Extracted records

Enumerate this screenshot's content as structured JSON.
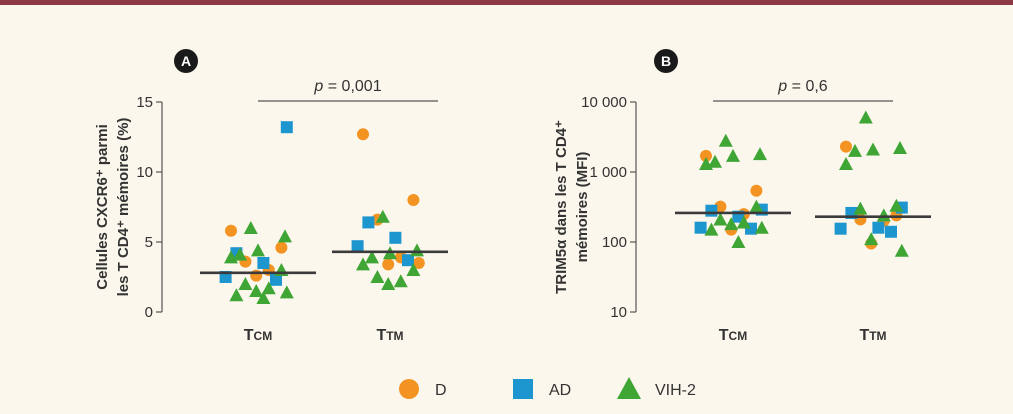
{
  "colors": {
    "D": "#f39322",
    "AD": "#1d95cf",
    "VIH-2": "#3fa535",
    "median": "#3b3b3b",
    "axis": "#555555",
    "frame": "#8e3a46"
  },
  "legend": [
    {
      "key": "D",
      "label": "D",
      "shape": "circle"
    },
    {
      "key": "AD",
      "label": "AD",
      "shape": "square"
    },
    {
      "key": "VIH-2",
      "label": "VIH-2",
      "shape": "triangle"
    }
  ],
  "chart_data": [
    {
      "type": "scatter",
      "panel": "A",
      "ylabel_lines": [
        "Cellules CXCR6⁺ parmi",
        "les T CD4⁺ mémoires (%)"
      ],
      "yscale": "linear",
      "ylim": [
        0,
        15
      ],
      "yticks": [
        0,
        5,
        10,
        15
      ],
      "yticklabels": [
        "0",
        "5",
        "10",
        "15"
      ],
      "categories": [
        {
          "main": "T",
          "sub": "CM"
        },
        {
          "main": "T",
          "sub": "TM"
        }
      ],
      "pvalue_prefix": "p",
      "pvalue_text": " = 0,001",
      "medians": [
        2.8,
        4.3
      ],
      "series": [
        {
          "name": "D",
          "points": [
            [
              0,
              5.8
            ],
            [
              0,
              4.6
            ],
            [
              0,
              3.6
            ],
            [
              0,
              3.0
            ],
            [
              0,
              2.6
            ],
            [
              1,
              12.7
            ],
            [
              1,
              8.0
            ],
            [
              1,
              6.6
            ],
            [
              1,
              3.9
            ],
            [
              1,
              3.4
            ],
            [
              1,
              3.5
            ]
          ]
        },
        {
          "name": "AD",
          "points": [
            [
              0,
              13.2
            ],
            [
              0,
              4.2
            ],
            [
              0,
              3.5
            ],
            [
              0,
              2.5
            ],
            [
              0,
              2.3
            ],
            [
              1,
              6.4
            ],
            [
              1,
              5.3
            ],
            [
              1,
              4.7
            ],
            [
              1,
              3.7
            ]
          ]
        },
        {
          "name": "VIH-2",
          "points": [
            [
              0,
              6.0
            ],
            [
              0,
              5.4
            ],
            [
              0,
              4.4
            ],
            [
              0,
              4.1
            ],
            [
              0,
              3.9
            ],
            [
              0,
              3.0
            ],
            [
              0,
              2.0
            ],
            [
              0,
              1.7
            ],
            [
              0,
              1.5
            ],
            [
              0,
              1.4
            ],
            [
              0,
              1.2
            ],
            [
              0,
              1.0
            ],
            [
              1,
              6.8
            ],
            [
              1,
              4.4
            ],
            [
              1,
              4.2
            ],
            [
              1,
              3.9
            ],
            [
              1,
              3.4
            ],
            [
              1,
              3.0
            ],
            [
              1,
              2.5
            ],
            [
              1,
              2.2
            ],
            [
              1,
              2.0
            ]
          ]
        }
      ]
    },
    {
      "type": "scatter",
      "panel": "B",
      "ylabel_lines": [
        "TRIM5α dans les T CD4⁺",
        "mémoires (MFI)"
      ],
      "yscale": "log",
      "ylim": [
        10,
        10000
      ],
      "yticks": [
        10,
        100,
        1000,
        10000
      ],
      "yticklabels": [
        "10",
        "100",
        "1 000",
        "10 000"
      ],
      "categories": [
        {
          "main": "T",
          "sub": "CM"
        },
        {
          "main": "T",
          "sub": "TM"
        }
      ],
      "pvalue_prefix": "p",
      "pvalue_text": " = 0,6",
      "medians": [
        260,
        230
      ],
      "series": [
        {
          "name": "D",
          "points": [
            [
              0,
              1700
            ],
            [
              0,
              540
            ],
            [
              0,
              320
            ],
            [
              0,
              250
            ],
            [
              0,
              150
            ],
            [
              1,
              2300
            ],
            [
              1,
              240
            ],
            [
              1,
              210
            ],
            [
              1,
              200
            ],
            [
              1,
              95
            ]
          ]
        },
        {
          "name": "AD",
          "points": [
            [
              0,
              290
            ],
            [
              0,
              280
            ],
            [
              0,
              230
            ],
            [
              0,
              160
            ],
            [
              0,
              155
            ],
            [
              1,
              310
            ],
            [
              1,
              260
            ],
            [
              1,
              160
            ],
            [
              1,
              155
            ],
            [
              1,
              140
            ]
          ]
        },
        {
          "name": "VIH-2",
          "points": [
            [
              0,
              2800
            ],
            [
              0,
              1800
            ],
            [
              0,
              1700
            ],
            [
              0,
              1400
            ],
            [
              0,
              1300
            ],
            [
              0,
              320
            ],
            [
              0,
              210
            ],
            [
              0,
              190
            ],
            [
              0,
              180
            ],
            [
              0,
              160
            ],
            [
              0,
              150
            ],
            [
              0,
              100
            ],
            [
              1,
              6000
            ],
            [
              1,
              2200
            ],
            [
              1,
              2100
            ],
            [
              1,
              2000
            ],
            [
              1,
              1300
            ],
            [
              1,
              330
            ],
            [
              1,
              300
            ],
            [
              1,
              240
            ],
            [
              1,
              110
            ],
            [
              1,
              75
            ]
          ]
        }
      ]
    }
  ]
}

### INSTRUCTIONS FOR THE TASK
Omit the pictures, then quote the rest of the material above exactly.

### RESPONSE TO THE TASK
Enumerate this screenshot's content as structured JSON.
{
  "colors": {
    "D": "#f39322",
    "AD": "#1d95cf",
    "VIH-2": "#3fa535",
    "median": "#3b3b3b",
    "axis": "#555555",
    "frame": "#8e3a46"
  },
  "legend": [
    {
      "key": "D",
      "label": "D",
      "shape": "circle"
    },
    {
      "key": "AD",
      "label": "AD",
      "shape": "square"
    },
    {
      "key": "VIH-2",
      "label": "VIH-2",
      "shape": "triangle"
    }
  ],
  "chart_data": [
    {
      "type": "scatter",
      "panel": "A",
      "ylabel_lines": [
        "Cellules CXCR6⁺ parmi",
        "les T CD4⁺ mémoires (%)"
      ],
      "yscale": "linear",
      "ylim": [
        0,
        15
      ],
      "yticks": [
        0,
        5,
        10,
        15
      ],
      "yticklabels": [
        "0",
        "5",
        "10",
        "15"
      ],
      "categories": [
        {
          "main": "T",
          "sub": "CM"
        },
        {
          "main": "T",
          "sub": "TM"
        }
      ],
      "pvalue_prefix": "p",
      "pvalue_text": " = 0,001",
      "medians": [
        2.8,
        4.3
      ],
      "series": [
        {
          "name": "D",
          "points": [
            [
              0,
              5.8
            ],
            [
              0,
              4.6
            ],
            [
              0,
              3.6
            ],
            [
              0,
              3.0
            ],
            [
              0,
              2.6
            ],
            [
              1,
              12.7
            ],
            [
              1,
              8.0
            ],
            [
              1,
              6.6
            ],
            [
              1,
              3.9
            ],
            [
              1,
              3.4
            ],
            [
              1,
              3.5
            ]
          ]
        },
        {
          "name": "AD",
          "points": [
            [
              0,
              13.2
            ],
            [
              0,
              4.2
            ],
            [
              0,
              3.5
            ],
            [
              0,
              2.5
            ],
            [
              0,
              2.3
            ],
            [
              1,
              6.4
            ],
            [
              1,
              5.3
            ],
            [
              1,
              4.7
            ],
            [
              1,
              3.7
            ]
          ]
        },
        {
          "name": "VIH-2",
          "points": [
            [
              0,
              6.0
            ],
            [
              0,
              5.4
            ],
            [
              0,
              4.4
            ],
            [
              0,
              4.1
            ],
            [
              0,
              3.9
            ],
            [
              0,
              3.0
            ],
            [
              0,
              2.0
            ],
            [
              0,
              1.7
            ],
            [
              0,
              1.5
            ],
            [
              0,
              1.4
            ],
            [
              0,
              1.2
            ],
            [
              0,
              1.0
            ],
            [
              1,
              6.8
            ],
            [
              1,
              4.4
            ],
            [
              1,
              4.2
            ],
            [
              1,
              3.9
            ],
            [
              1,
              3.4
            ],
            [
              1,
              3.0
            ],
            [
              1,
              2.5
            ],
            [
              1,
              2.2
            ],
            [
              1,
              2.0
            ]
          ]
        }
      ]
    },
    {
      "type": "scatter",
      "panel": "B",
      "ylabel_lines": [
        "TRIM5α dans les T CD4⁺",
        "mémoires (MFI)"
      ],
      "yscale": "log",
      "ylim": [
        10,
        10000
      ],
      "yticks": [
        10,
        100,
        1000,
        10000
      ],
      "yticklabels": [
        "10",
        "100",
        "1 000",
        "10 000"
      ],
      "categories": [
        {
          "main": "T",
          "sub": "CM"
        },
        {
          "main": "T",
          "sub": "TM"
        }
      ],
      "pvalue_prefix": "p",
      "pvalue_text": " = 0,6",
      "medians": [
        260,
        230
      ],
      "series": [
        {
          "name": "D",
          "points": [
            [
              0,
              1700
            ],
            [
              0,
              540
            ],
            [
              0,
              320
            ],
            [
              0,
              250
            ],
            [
              0,
              150
            ],
            [
              1,
              2300
            ],
            [
              1,
              240
            ],
            [
              1,
              210
            ],
            [
              1,
              200
            ],
            [
              1,
              95
            ]
          ]
        },
        {
          "name": "AD",
          "points": [
            [
              0,
              290
            ],
            [
              0,
              280
            ],
            [
              0,
              230
            ],
            [
              0,
              160
            ],
            [
              0,
              155
            ],
            [
              1,
              310
            ],
            [
              1,
              260
            ],
            [
              1,
              160
            ],
            [
              1,
              155
            ],
            [
              1,
              140
            ]
          ]
        },
        {
          "name": "VIH-2",
          "points": [
            [
              0,
              2800
            ],
            [
              0,
              1800
            ],
            [
              0,
              1700
            ],
            [
              0,
              1400
            ],
            [
              0,
              1300
            ],
            [
              0,
              320
            ],
            [
              0,
              210
            ],
            [
              0,
              190
            ],
            [
              0,
              180
            ],
            [
              0,
              160
            ],
            [
              0,
              150
            ],
            [
              0,
              100
            ],
            [
              1,
              6000
            ],
            [
              1,
              2200
            ],
            [
              1,
              2100
            ],
            [
              1,
              2000
            ],
            [
              1,
              1300
            ],
            [
              1,
              330
            ],
            [
              1,
              300
            ],
            [
              1,
              240
            ],
            [
              1,
              110
            ],
            [
              1,
              75
            ]
          ]
        }
      ]
    }
  ]
}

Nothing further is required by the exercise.